_SHORT EXERCISE_. Copy only this range: the line with "What data populates" through the final line of the material, inclusive at both ends.

_RECORDS TO USE_.

* * * * * * *

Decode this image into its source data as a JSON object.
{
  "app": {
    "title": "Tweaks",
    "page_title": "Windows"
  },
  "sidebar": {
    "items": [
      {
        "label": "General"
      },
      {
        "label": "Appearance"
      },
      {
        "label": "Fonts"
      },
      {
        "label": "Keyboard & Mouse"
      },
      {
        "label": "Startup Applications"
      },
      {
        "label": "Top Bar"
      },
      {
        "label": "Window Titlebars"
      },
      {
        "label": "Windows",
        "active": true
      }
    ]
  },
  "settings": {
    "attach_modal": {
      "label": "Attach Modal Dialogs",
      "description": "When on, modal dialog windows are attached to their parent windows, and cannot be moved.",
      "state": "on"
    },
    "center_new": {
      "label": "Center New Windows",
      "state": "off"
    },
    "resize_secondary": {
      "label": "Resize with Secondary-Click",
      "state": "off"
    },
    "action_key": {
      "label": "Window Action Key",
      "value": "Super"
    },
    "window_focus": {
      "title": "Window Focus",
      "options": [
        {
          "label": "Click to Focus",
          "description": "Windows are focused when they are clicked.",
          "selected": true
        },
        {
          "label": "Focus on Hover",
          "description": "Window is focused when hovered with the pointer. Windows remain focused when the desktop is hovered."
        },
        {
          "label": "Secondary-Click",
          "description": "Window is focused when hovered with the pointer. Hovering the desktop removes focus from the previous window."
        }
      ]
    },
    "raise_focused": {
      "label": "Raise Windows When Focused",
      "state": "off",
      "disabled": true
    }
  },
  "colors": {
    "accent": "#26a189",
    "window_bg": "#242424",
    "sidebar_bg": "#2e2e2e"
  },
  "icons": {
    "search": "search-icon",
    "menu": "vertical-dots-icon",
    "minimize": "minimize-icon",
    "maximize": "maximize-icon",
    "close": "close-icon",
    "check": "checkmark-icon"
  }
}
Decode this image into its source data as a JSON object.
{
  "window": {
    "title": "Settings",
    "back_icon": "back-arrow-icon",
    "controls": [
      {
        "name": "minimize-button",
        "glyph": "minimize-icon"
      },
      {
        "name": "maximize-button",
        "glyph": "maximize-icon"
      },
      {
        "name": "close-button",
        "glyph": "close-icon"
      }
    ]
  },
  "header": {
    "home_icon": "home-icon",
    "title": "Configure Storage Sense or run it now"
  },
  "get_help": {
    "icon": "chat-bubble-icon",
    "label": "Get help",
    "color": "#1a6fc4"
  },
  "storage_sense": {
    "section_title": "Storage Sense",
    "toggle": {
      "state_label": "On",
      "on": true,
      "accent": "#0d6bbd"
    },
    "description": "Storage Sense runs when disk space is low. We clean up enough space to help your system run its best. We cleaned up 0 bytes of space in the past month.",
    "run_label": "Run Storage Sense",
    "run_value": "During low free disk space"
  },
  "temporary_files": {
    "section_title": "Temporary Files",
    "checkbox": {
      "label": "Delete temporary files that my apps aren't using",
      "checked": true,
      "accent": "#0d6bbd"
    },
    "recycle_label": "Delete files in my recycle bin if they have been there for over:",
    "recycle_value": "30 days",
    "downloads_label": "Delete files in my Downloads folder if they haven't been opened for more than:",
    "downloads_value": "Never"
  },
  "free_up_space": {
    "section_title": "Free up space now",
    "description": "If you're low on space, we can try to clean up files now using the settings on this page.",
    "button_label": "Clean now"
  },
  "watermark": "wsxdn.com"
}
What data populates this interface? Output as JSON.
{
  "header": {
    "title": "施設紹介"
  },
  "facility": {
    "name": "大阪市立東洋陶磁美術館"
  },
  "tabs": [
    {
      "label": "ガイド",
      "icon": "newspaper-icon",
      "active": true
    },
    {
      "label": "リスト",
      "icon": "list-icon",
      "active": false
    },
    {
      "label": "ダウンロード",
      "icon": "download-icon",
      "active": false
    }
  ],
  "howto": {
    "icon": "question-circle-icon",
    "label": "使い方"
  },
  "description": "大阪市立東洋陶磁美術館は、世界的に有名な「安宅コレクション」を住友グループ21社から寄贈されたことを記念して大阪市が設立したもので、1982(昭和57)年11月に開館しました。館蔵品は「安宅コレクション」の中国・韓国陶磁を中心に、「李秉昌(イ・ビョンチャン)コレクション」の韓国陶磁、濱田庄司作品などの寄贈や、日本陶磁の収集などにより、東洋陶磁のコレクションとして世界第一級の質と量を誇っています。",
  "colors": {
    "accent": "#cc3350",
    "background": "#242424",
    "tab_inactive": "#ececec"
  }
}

* * * * * * *

_RESPONSE TO THIS TASK_.
What data populates this interface? Output as JSON.
{
  "header": {
    "title": "施設紹介"
  },
  "facility": {
    "name": "大阪市立東洋陶磁美術館"
  },
  "tabs": [
    {
      "label": "ガイド",
      "icon": "newspaper-icon",
      "active": true
    },
    {
      "label": "リスト",
      "icon": "list-icon",
      "active": false
    },
    {
      "label": "ダウンロード",
      "icon": "download-icon",
      "active": false
    }
  ],
  "howto": {
    "icon": "question-circle-icon",
    "label": "使い方"
  },
  "description": "大阪市立東洋陶磁美術館は、世界的に有名な「安宅コレクション」を住友グループ21社から寄贈されたことを記念して大阪市が設立したもので、1982(昭和57)年11月に開館しました。館蔵品は「安宅コレクション」の中国・韓国陶磁を中心に、「李秉昌(イ・ビョンチャン)コレクション」の韓国陶磁、濱田庄司作品などの寄贈や、日本陶磁の収集などにより、東洋陶磁のコレクションとして世界第一級の質と量を誇っています。",
  "colors": {
    "accent": "#cc3350",
    "background": "#242424",
    "tab_inactive": "#ececec"
  }
}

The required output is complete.